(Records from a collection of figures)
⟨

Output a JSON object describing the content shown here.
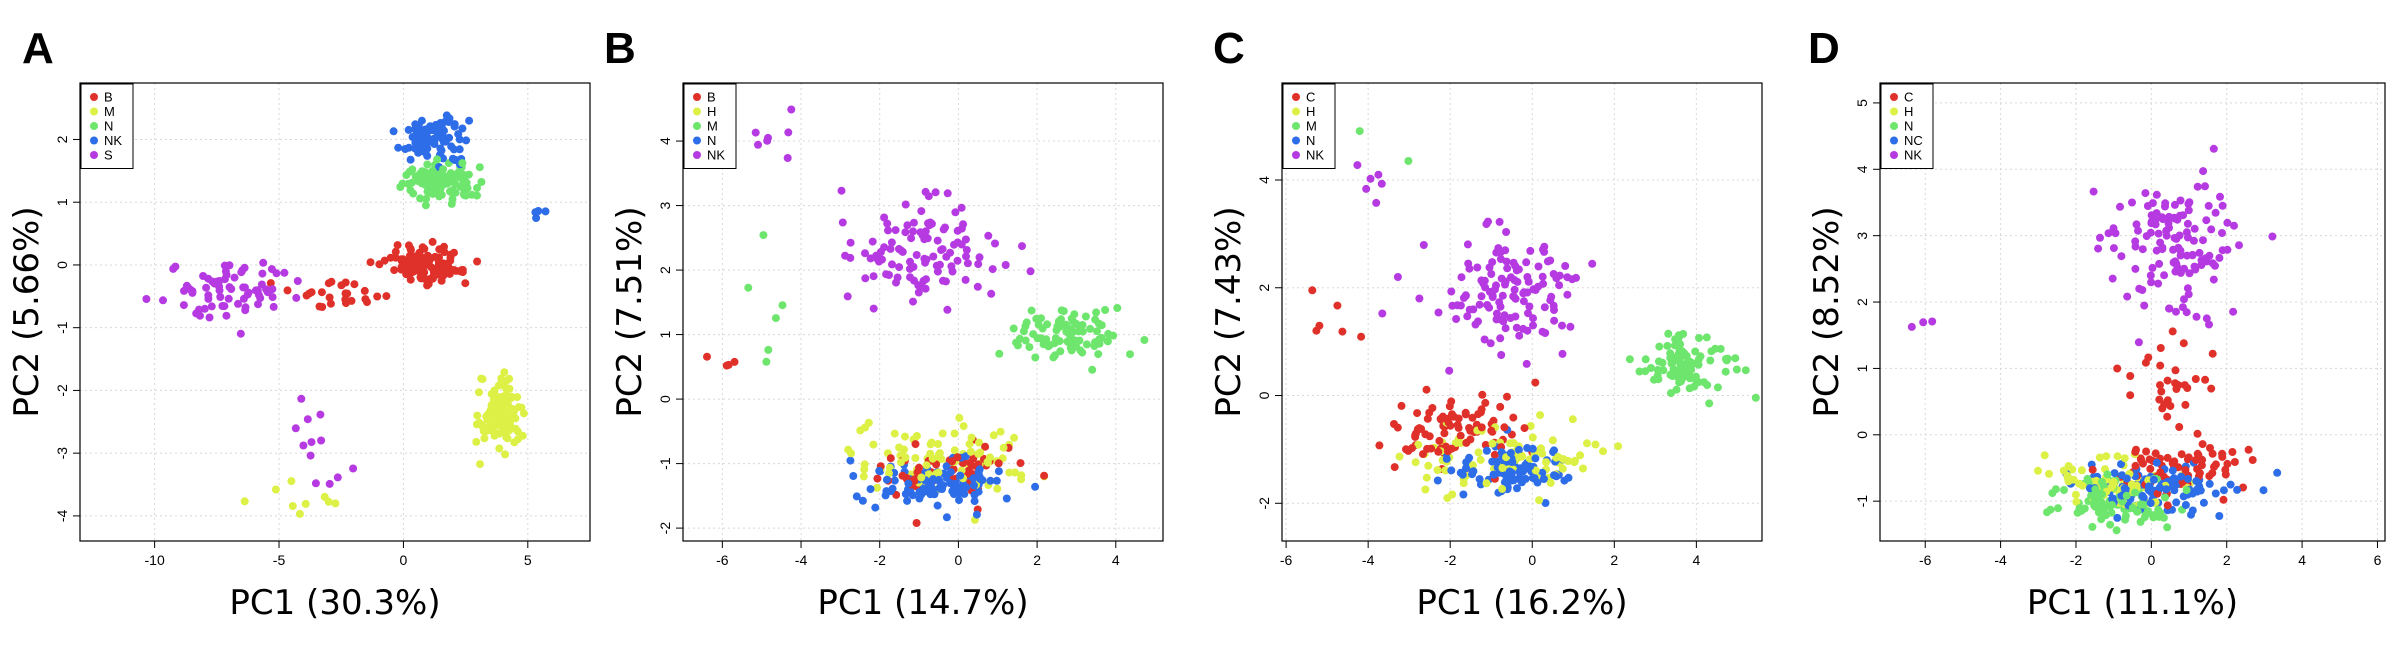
{
  "colors": {
    "red": "#e0302a",
    "yellow": "#dcf046",
    "green": "#6ee66e",
    "blue": "#2e6de8",
    "magenta": "#b63ae2"
  },
  "chart_data": [
    {
      "type": "scatter",
      "panel": "A",
      "xlabel": "PC1 (30.3%)",
      "ylabel": "PC2 (5.66%)",
      "xlim": [
        -13,
        7.5
      ],
      "ylim": [
        -4.4,
        2.9
      ],
      "xticks": [
        -10,
        -5,
        0,
        5
      ],
      "yticks": [
        -4,
        -3,
        -2,
        -1,
        0,
        1,
        2
      ],
      "grid": true,
      "legend_position": "top-left",
      "series": [
        {
          "name": "B",
          "color": "red",
          "clusters": [
            {
              "cx": 0.8,
              "cy": 0.0,
              "sx": 1.3,
              "sy": 0.25,
              "n": 120
            },
            {
              "cx": -2.5,
              "cy": -0.5,
              "sx": 1.5,
              "sy": 0.25,
              "n": 25
            }
          ]
        },
        {
          "name": "M",
          "color": "yellow",
          "clusters": [
            {
              "cx": 3.9,
              "cy": -2.4,
              "sx": 0.7,
              "sy": 0.45,
              "n": 110
            },
            {
              "cx": -4.5,
              "cy": -3.8,
              "sx": 2.2,
              "sy": 0.35,
              "n": 9
            }
          ]
        },
        {
          "name": "N",
          "color": "green",
          "clusters": [
            {
              "cx": 1.5,
              "cy": 1.3,
              "sx": 1.2,
              "sy": 0.25,
              "n": 110
            }
          ]
        },
        {
          "name": "NK",
          "color": "blue",
          "clusters": [
            {
              "cx": 1.2,
              "cy": 2.0,
              "sx": 1.1,
              "sy": 0.3,
              "n": 95
            },
            {
              "cx": 5.5,
              "cy": 0.8,
              "sx": 0.7,
              "sy": 0.15,
              "n": 4
            }
          ]
        },
        {
          "name": "S",
          "color": "magenta",
          "clusters": [
            {
              "cx": -7.0,
              "cy": -0.4,
              "sx": 2.2,
              "sy": 0.45,
              "n": 70
            },
            {
              "cx": -3.5,
              "cy": -3.0,
              "sx": 1.3,
              "sy": 0.8,
              "n": 12
            }
          ]
        }
      ]
    },
    {
      "type": "scatter",
      "panel": "B",
      "xlabel": "PC1 (14.7%)",
      "ylabel": "PC2 (7.51%)",
      "xlim": [
        -7,
        5.2
      ],
      "ylim": [
        -2.2,
        4.9
      ],
      "xticks": [
        -6,
        -4,
        -2,
        0,
        2,
        4
      ],
      "yticks": [
        -2,
        -1,
        0,
        1,
        2,
        3,
        4
      ],
      "grid": true,
      "legend_position": "top-left",
      "series": [
        {
          "name": "B",
          "color": "red",
          "clusters": [
            {
              "cx": -0.5,
              "cy": -1.1,
              "sx": 1.5,
              "sy": 0.35,
              "n": 60
            },
            {
              "cx": -5.8,
              "cy": 0.5,
              "sx": 0.5,
              "sy": 0.2,
              "n": 4
            }
          ]
        },
        {
          "name": "H",
          "color": "yellow",
          "clusters": [
            {
              "cx": -0.5,
              "cy": -0.9,
              "sx": 1.9,
              "sy": 0.45,
              "n": 90
            }
          ]
        },
        {
          "name": "M",
          "color": "green",
          "clusters": [
            {
              "cx": 2.8,
              "cy": 1.0,
              "sx": 1.2,
              "sy": 0.3,
              "n": 90
            },
            {
              "cx": -5.0,
              "cy": 1.8,
              "sx": 1.0,
              "sy": 1.2,
              "n": 6
            }
          ]
        },
        {
          "name": "N",
          "color": "blue",
          "clusters": [
            {
              "cx": -0.5,
              "cy": -1.3,
              "sx": 1.3,
              "sy": 0.3,
              "n": 110
            }
          ]
        },
        {
          "name": "NK",
          "color": "magenta",
          "clusters": [
            {
              "cx": -1.0,
              "cy": 2.3,
              "sx": 1.6,
              "sy": 0.75,
              "n": 110
            },
            {
              "cx": -4.5,
              "cy": 4.1,
              "sx": 0.5,
              "sy": 0.4,
              "n": 7
            }
          ]
        }
      ]
    },
    {
      "type": "scatter",
      "panel": "C",
      "xlabel": "PC1 (16.2%)",
      "ylabel": "PC2 (7.43%)",
      "xlim": [
        -6.1,
        5.6
      ],
      "ylim": [
        -2.7,
        5.8
      ],
      "xticks": [
        -6,
        -4,
        -2,
        0,
        2,
        4
      ],
      "yticks": [
        -2,
        0,
        2,
        4
      ],
      "grid": true,
      "legend_position": "top-left",
      "series": [
        {
          "name": "C",
          "color": "red",
          "clusters": [
            {
              "cx": -1.8,
              "cy": -0.6,
              "sx": 1.3,
              "sy": 0.6,
              "n": 90
            },
            {
              "cx": -4.5,
              "cy": 1.5,
              "sx": 1.0,
              "sy": 0.8,
              "n": 6
            }
          ]
        },
        {
          "name": "H",
          "color": "yellow",
          "clusters": [
            {
              "cx": -0.6,
              "cy": -1.1,
              "sx": 1.9,
              "sy": 0.55,
              "n": 90
            }
          ]
        },
        {
          "name": "M",
          "color": "green",
          "clusters": [
            {
              "cx": 3.8,
              "cy": 0.6,
              "sx": 0.9,
              "sy": 0.45,
              "n": 90
            },
            {
              "cx": -4.5,
              "cy": 4.6,
              "sx": 1.0,
              "sy": 0.5,
              "n": 4
            }
          ]
        },
        {
          "name": "N",
          "color": "blue",
          "clusters": [
            {
              "cx": -0.5,
              "cy": -1.4,
              "sx": 1.2,
              "sy": 0.4,
              "n": 100
            }
          ]
        },
        {
          "name": "NK",
          "color": "magenta",
          "clusters": [
            {
              "cx": -0.5,
              "cy": 1.9,
              "sx": 1.6,
              "sy": 0.85,
              "n": 130
            },
            {
              "cx": -3.8,
              "cy": 3.9,
              "sx": 0.4,
              "sy": 0.6,
              "n": 6
            }
          ]
        }
      ]
    },
    {
      "type": "scatter",
      "panel": "D",
      "xlabel": "PC1 (11.1%)",
      "ylabel": "PC2 (8.52%)",
      "xlim": [
        -7.2,
        6.2
      ],
      "ylim": [
        -1.6,
        5.3
      ],
      "xticks": [
        -6,
        -4,
        -2,
        0,
        2,
        4,
        6
      ],
      "yticks": [
        -1,
        0,
        1,
        2,
        3,
        4,
        5
      ],
      "grid": true,
      "legend_position": "top-left",
      "series": [
        {
          "name": "C",
          "color": "red",
          "clusters": [
            {
              "cx": 0.8,
              "cy": -0.5,
              "sx": 1.3,
              "sy": 0.35,
              "n": 70
            },
            {
              "cx": 0.5,
              "cy": 0.8,
              "sx": 1.3,
              "sy": 0.6,
              "n": 30
            }
          ]
        },
        {
          "name": "H",
          "color": "yellow",
          "clusters": [
            {
              "cx": -1.0,
              "cy": -0.7,
              "sx": 1.8,
              "sy": 0.35,
              "n": 70
            }
          ]
        },
        {
          "name": "N",
          "color": "green",
          "clusters": [
            {
              "cx": -1.0,
              "cy": -1.0,
              "sx": 1.3,
              "sy": 0.25,
              "n": 110
            }
          ]
        },
        {
          "name": "NC",
          "color": "blue",
          "clusters": [
            {
              "cx": 0.2,
              "cy": -0.8,
              "sx": 1.7,
              "sy": 0.3,
              "n": 110
            }
          ]
        },
        {
          "name": "NK",
          "color": "magenta",
          "clusters": [
            {
              "cx": 0.6,
              "cy": 2.8,
              "sx": 1.5,
              "sy": 0.9,
              "n": 130
            },
            {
              "cx": -6.0,
              "cy": 1.7,
              "sx": 0.6,
              "sy": 0.2,
              "n": 3
            }
          ]
        }
      ]
    }
  ]
}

⟩

▸ What is needed
Copy every line in the listing above where the string "xlabel" turns up.

▸ Task answer
      "xlabel": "PC1 (30.3%)",
      "xlabel": "PC1 (14.7%)",
      "xlabel": "PC1 (16.2%)",
      "xlabel": "PC1 (11.1%)",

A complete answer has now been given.